Gather the lines that hold the string "document".

[Records from a data collection]
══════════════════════════════

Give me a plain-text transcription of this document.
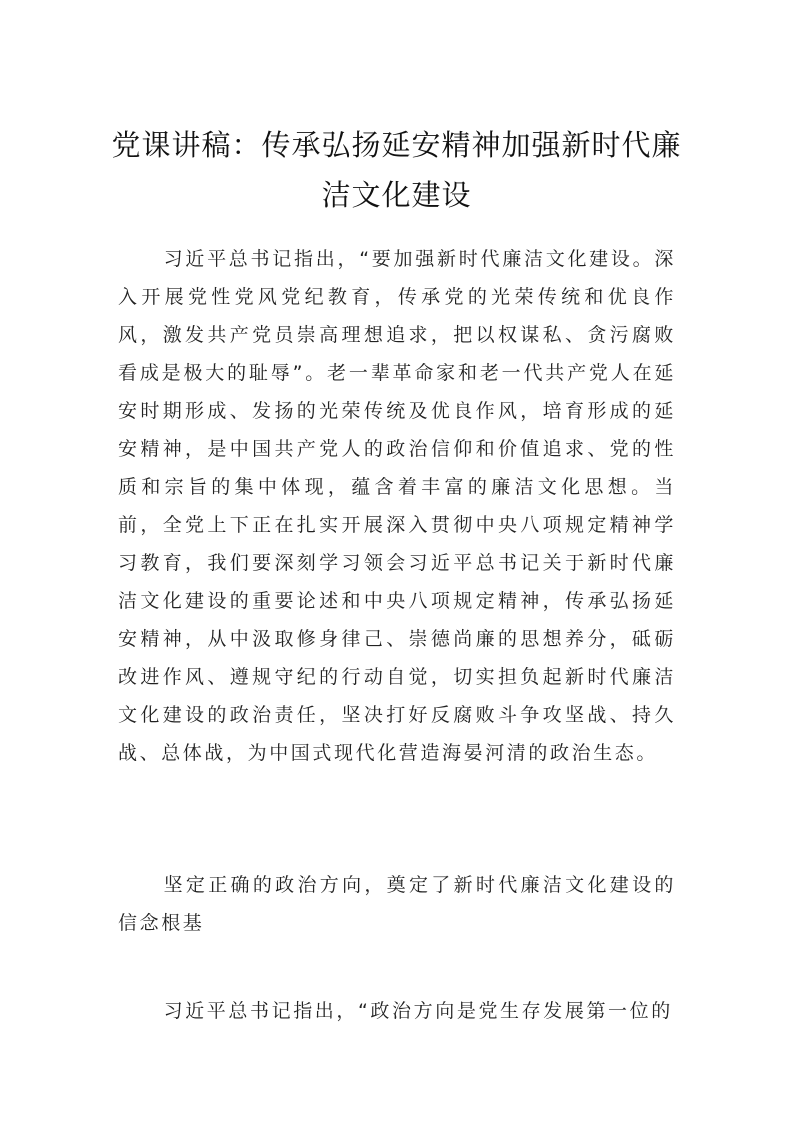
党课讲稿：传承弘扬延安精神加强新时代廉洁文化建设

习近平总书记指出，“要加强新时代廉洁文化建设。深入开展党性党风党纪教育，传承党的光荣传统和优良作风，激发共产党员崇高理想追求，把以权谋私、贪污腐败看成是极大的耻辱”。老一辈革命家和老一代共产党人在延安时期形成、发扬的光荣传统及优良作风，培育形成的延安精神，是中国共产党人的政治信仰和价值追求、党的性质和宗旨的集中体现，蕴含着丰富的廉洁文化思想。当前，全党上下正在扎实开展深入贯彻中央八项规定精神学习教育，我们要深刻学习领会习近平总书记关于新时代廉洁文化建设的重要论述和中央八项规定精神，传承弘扬延安精神，从中汲取修身律己、崇德尚廉的思想养分，砥砺改进作风、遵规守纪的行动自觉，切实担负起新时代廉洁文化建设的政治责任，坚决打好反腐败斗争攻坚战、持久战、总体战，为中国式现代化营造海晏河清的政治生态。

坚定正确的政治方向，奠定了新时代廉洁文化建设的信念根基

习近平总书记指出，“政治方向是党生存发展第一位的
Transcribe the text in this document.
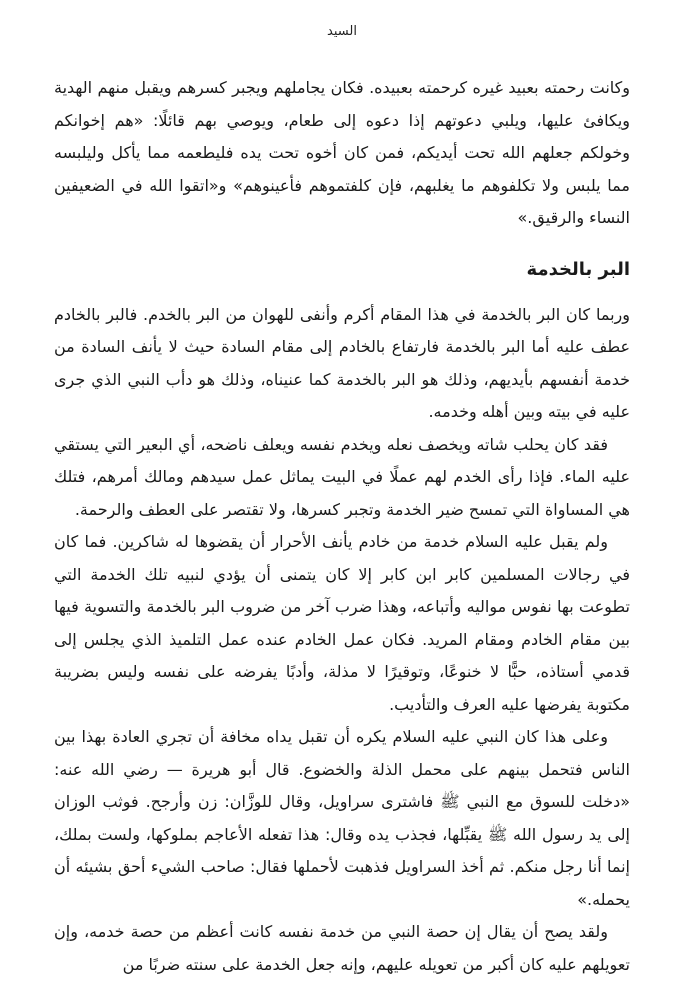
السيد

وكانت رحمته بعبيد غيره كرحمته بعبيده. فكان يجاملهم ويجبر كسرهم ويقبل منهم الهدية ويكافئ عليها، ويلبي دعوتهم إذا دعوه إلى طعام، ويوصي بهم قائلًا: «هم إخوانكم وخولكم جعلهم الله تحت أيديكم، فمن كان أخوه تحت يده فليطعمه مما يأكل وليلبسه مما يلبس ولا تكلفوهم ما يغلبهم، فإن كلفتموهم فأعينوهم» و«اتقوا الله في الضعيفين النساء والرقيق.»

البر بالخدمة

وربما كان البر بالخدمة في هذا المقام أكرم وأنفى للهوان من البر بالخدم. فالبر بالخادم عطف عليه أما البر بالخدمة فارتفاع بالخادم إلى مقام السادة حيث لا يأنف السادة من خدمة أنفسهم بأيديهم، وذلك هو البر بالخدمة كما عنيناه، وذلك هو دأب النبي الذي جرى عليه في بيته وبين أهله وخدمه.

فقد كان يحلب شاته ويخصف نعله ويخدم نفسه ويعلف ناضحه، أي البعير التي يستقي عليه الماء. فإذا رأى الخدم لهم عملًا في البيت يماثل عمل سيدهم ومالك أمرهم، فتلك هي المساواة التي تمسح ضير الخدمة وتجبر كسرها، ولا تقتصر على العطف والرحمة.

ولم يقبل عليه السلام خدمة من خادم يأنف الأحرار أن يقضوها له شاكرين. فما كان في رجالات المسلمين كابر ابن كابر إلا كان يتمنى أن يؤدي لنبيه تلك الخدمة التي تطوعت بها نفوس مواليه وأتباعه، وهذا ضرب آخر من ضروب البر بالخدمة والتسوية فيها بين مقام الخادم ومقام المريد. فكان عمل الخادم عنده عمل التلميذ الذي يجلس إلى قدمي أستاذه، حبًّا لا خنوعًا، وتوقيرًا لا مذلة، وأدبًا يفرضه على نفسه وليس بضريبة مكتوبة يفرضها عليه العرف والتأديب.

وعلى هذا كان النبي عليه السلام يكره أن تقبل يداه مخافة أن تجري العادة بهذا بين الناس فتحمل بينهم على محمل الذلة والخضوع. قال أبو هريرة — رضي الله عنه: «دخلت للسوق مع النبي ﷺ فاشترى سراويل، وقال للوزَّان: زن وأرجح. فوثب الوزان إلى يد رسول الله ﷺ يقبِّلها، فجذب يده وقال: هذا تفعله الأعاجم بملوكها، ولست بملك، إنما أنا رجل منكم. ثم أخذ السراويل فذهبت لأحملها فقال: صاحب الشيء أحق بشيئه أن يحمله.»

ولقد يصح أن يقال إن حصة النبي من خدمة نفسه كانت أعظم من حصة خدمه، وإن تعويلهم عليه كان أكبر من تعويله عليهم، وإنه جعل الخدمة على سنته ضربًا من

══════════════════════════════

■ Expected answer
Give me a plain-text transcription of this document.
Transcribe the text in this document.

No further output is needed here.